◆ WRITTEN REQUEST
Print the entries in full, word for word, but not the pictures.

◆ Items from a dataset
'''

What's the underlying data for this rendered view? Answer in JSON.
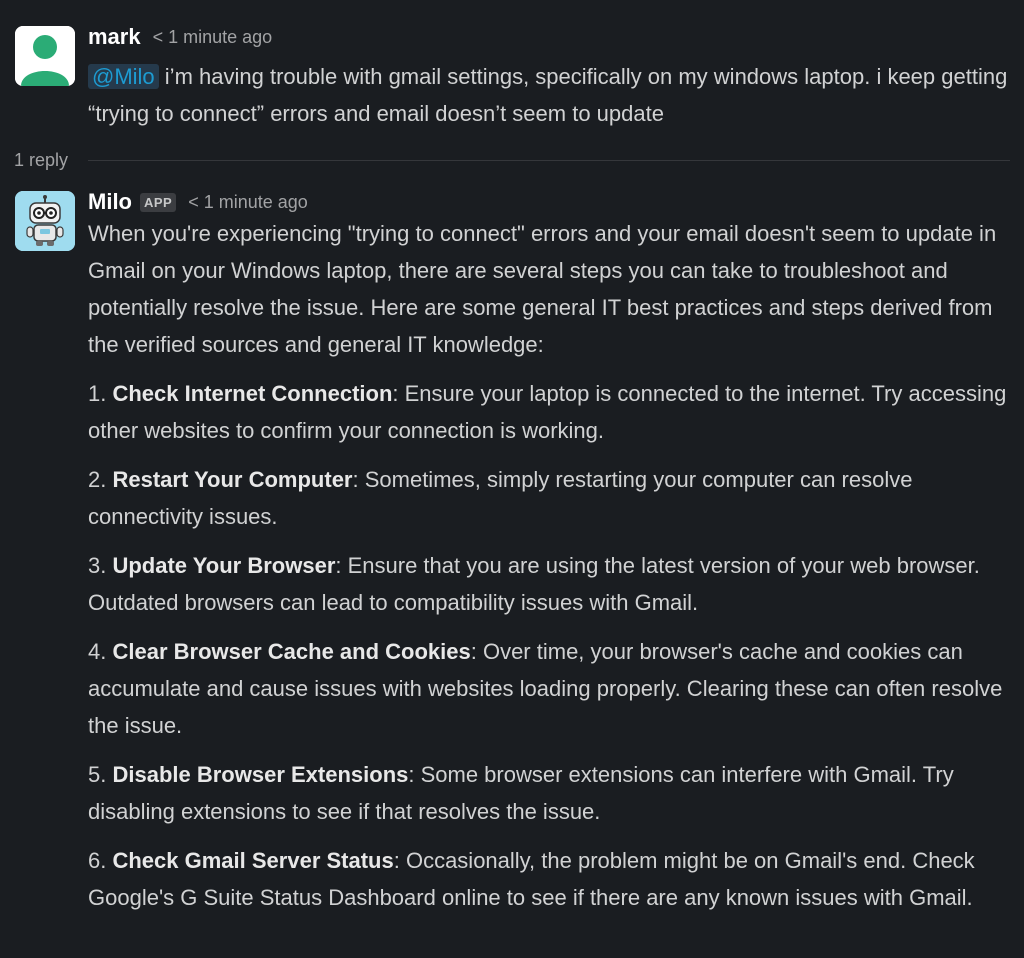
{
  "message1": {
    "author": "mark",
    "timestamp": "< 1 minute ago",
    "mention": "@Milo",
    "text": "i’m having trouble with gmail settings, specifically on my windows laptop. i keep getting “trying to connect” errors and email doesn’t seem to update"
  },
  "thread": {
    "reply_count_label": "1 reply"
  },
  "message2": {
    "author": "Milo",
    "badge": "APP",
    "timestamp": "< 1 minute ago",
    "intro": "When you're experiencing \"trying to connect\" errors and your email doesn't seem to update in Gmail on your Windows laptop, there are several steps you can take to troubleshoot and potentially resolve the issue. Here are some general IT best practices and steps derived from the verified sources and general IT knowledge:",
    "steps": [
      {
        "number": "1.",
        "title": "Check Internet Connection",
        "text": ": Ensure your laptop is connected to the internet. Try accessing other websites to confirm your connection is working."
      },
      {
        "number": "2.",
        "title": "Restart Your Computer",
        "text": ": Sometimes, simply restarting your computer can resolve connectivity issues."
      },
      {
        "number": "3.",
        "title": "Update Your Browser",
        "text": ": Ensure that you are using the latest version of your web browser. Outdated browsers can lead to compatibility issues with Gmail."
      },
      {
        "number": "4.",
        "title": "Clear Browser Cache and Cookies",
        "text": ": Over time, your browser's cache and cookies can accumulate and cause issues with websites loading properly. Clearing these can often resolve the issue."
      },
      {
        "number": "5.",
        "title": "Disable Browser Extensions",
        "text": ": Some browser extensions can interfere with Gmail. Try disabling extensions to see if that resolves the issue."
      },
      {
        "number": "6.",
        "title": "Check Gmail Server Status",
        "text": ": Occasionally, the problem might be on Gmail's end. Check Google's G Suite Status Dashboard online to see if there are any known issues with Gmail."
      }
    ]
  },
  "colors": {
    "background": "#1a1d21",
    "mark_avatar": "#2bac76",
    "milo_avatar": "#9fdcef",
    "mention": "#1d9bd1"
  }
}
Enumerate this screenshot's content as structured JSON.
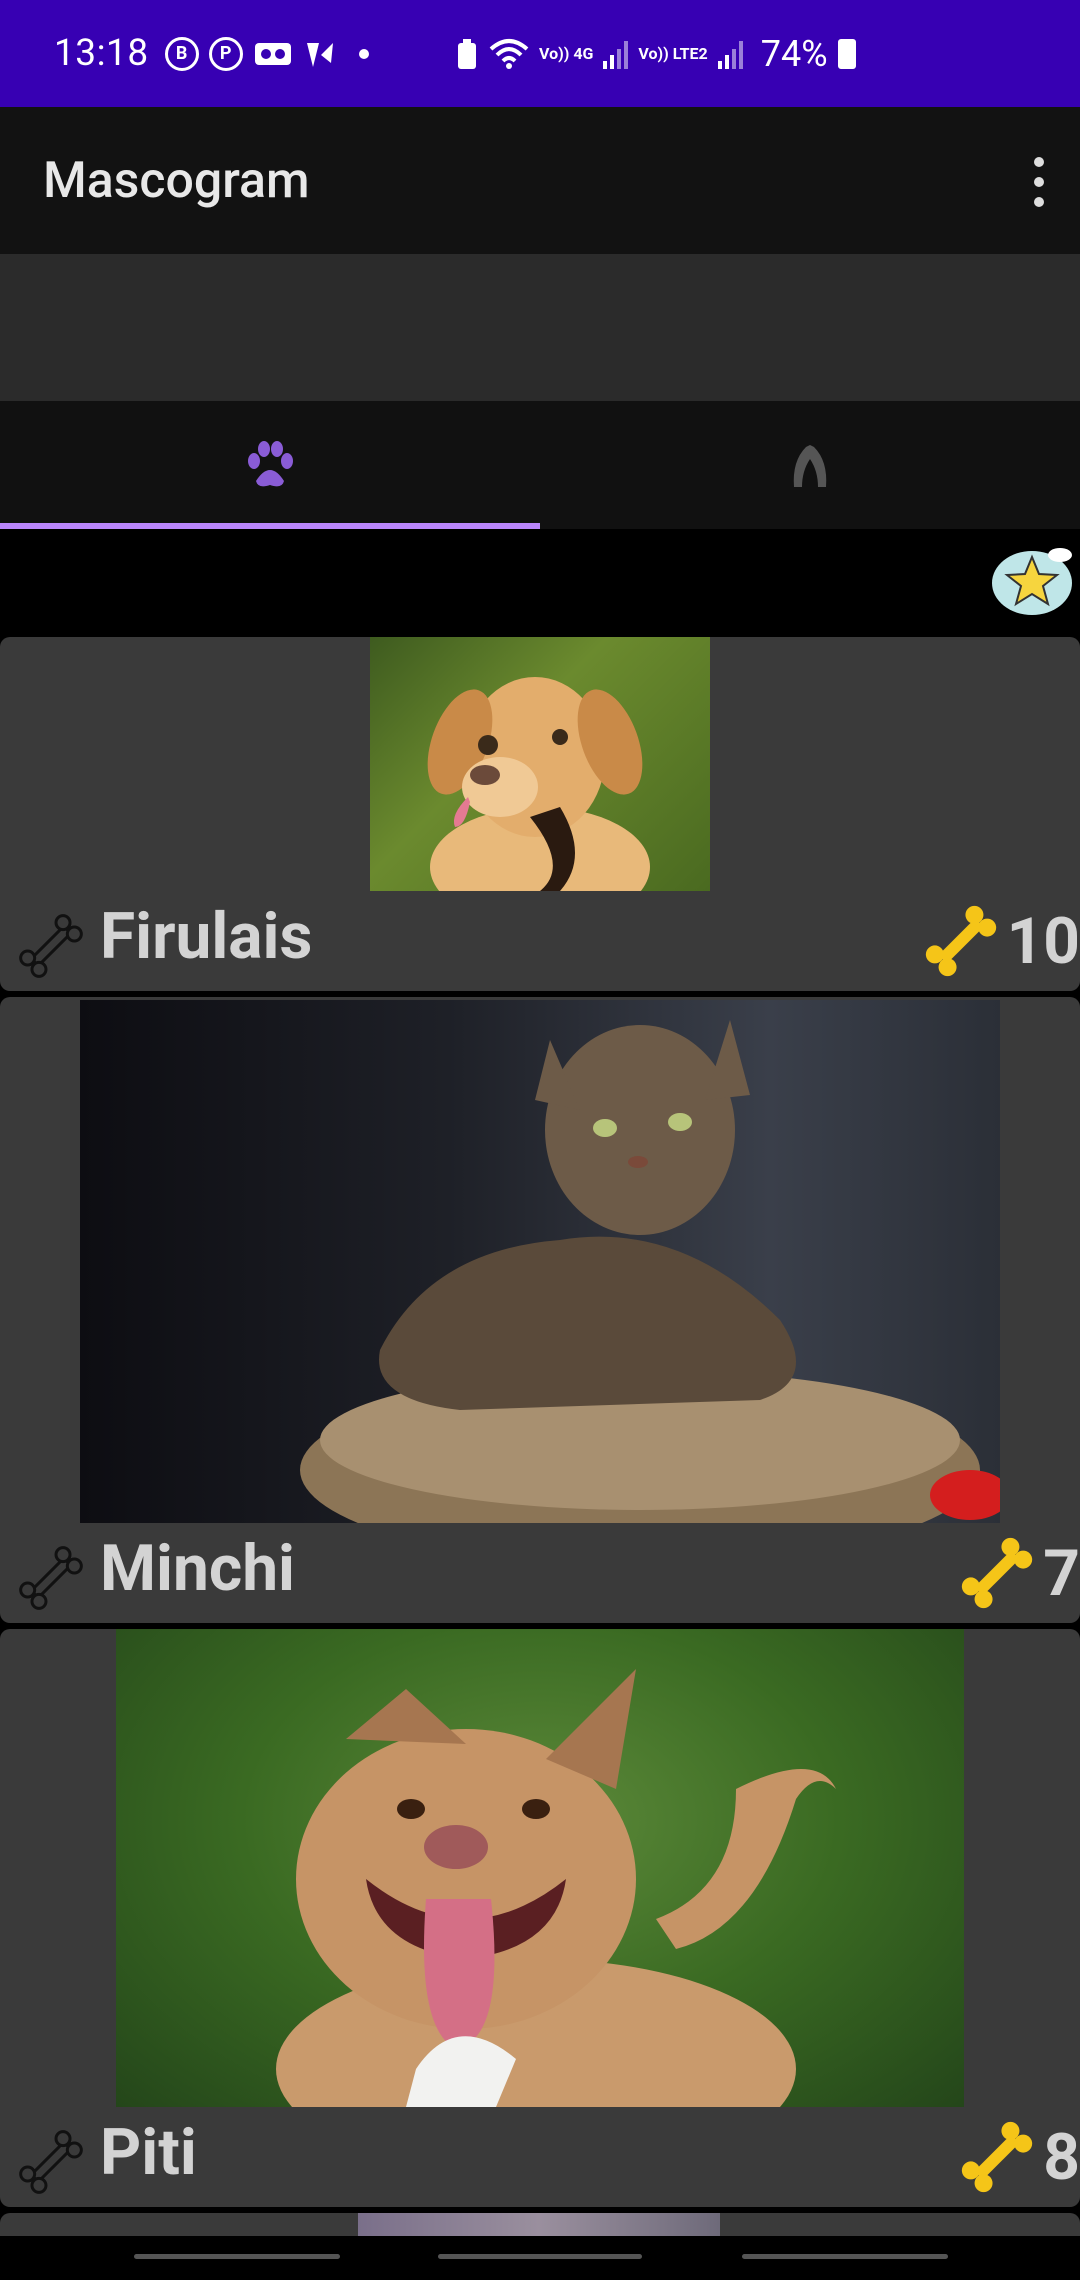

'''

◆ TASK SOLUTION
What's the underlying data for this rendered view? Answer in JSON.
{
  "message1": {
    "author": "mark",
    "timestamp": "< 1 minute ago",
    "mention": "@Milo",
    "text": "i’m having trouble with gmail settings, specifically on my windows laptop. i keep getting “trying to connect” errors and email doesn’t seem to update"
  },
  "thread": {
    "reply_count_label": "1 reply"
  },
  "message2": {
    "author": "Milo",
    "badge": "APP",
    "timestamp": "< 1 minute ago",
    "intro": "When you're experiencing \"trying to connect\" errors and your email doesn't seem to update in Gmail on your Windows laptop, there are several steps you can take to troubleshoot and potentially resolve the issue. Here are some general IT best practices and steps derived from the verified sources and general IT knowledge:",
    "steps": [
      {
        "number": "1.",
        "title": "Check Internet Connection",
        "text": ": Ensure your laptop is connected to the internet. Try accessing other websites to confirm your connection is working."
      },
      {
        "number": "2.",
        "title": "Restart Your Computer",
        "text": ": Sometimes, simply restarting your computer can resolve connectivity issues."
      },
      {
        "number": "3.",
        "title": "Update Your Browser",
        "text": ": Ensure that you are using the latest version of your web browser. Outdated browsers can lead to compatibility issues with Gmail."
      },
      {
        "number": "4.",
        "title": "Clear Browser Cache and Cookies",
        "text": ": Over time, your browser's cache and cookies can accumulate and cause issues with websites loading properly. Clearing these can often resolve the issue."
      },
      {
        "number": "5.",
        "title": "Disable Browser Extensions",
        "text": ": Some browser extensions can interfere with Gmail. Try disabling extensions to see if that resolves the issue."
      },
      {
        "number": "6.",
        "title": "Check Gmail Server Status",
        "text": ": Occasionally, the problem might be on Gmail's end. Check Google's G Suite Status Dashboard online to see if there are any known issues with Gmail."
      }
    ]
  },
  "colors": {
    "background": "#1a1d21",
    "mark_avatar": "#2bac76",
    "milo_avatar": "#9fdcef",
    "mention": "#1d9bd1"
  }
}
Enumerate this screenshot's content as structured JSON.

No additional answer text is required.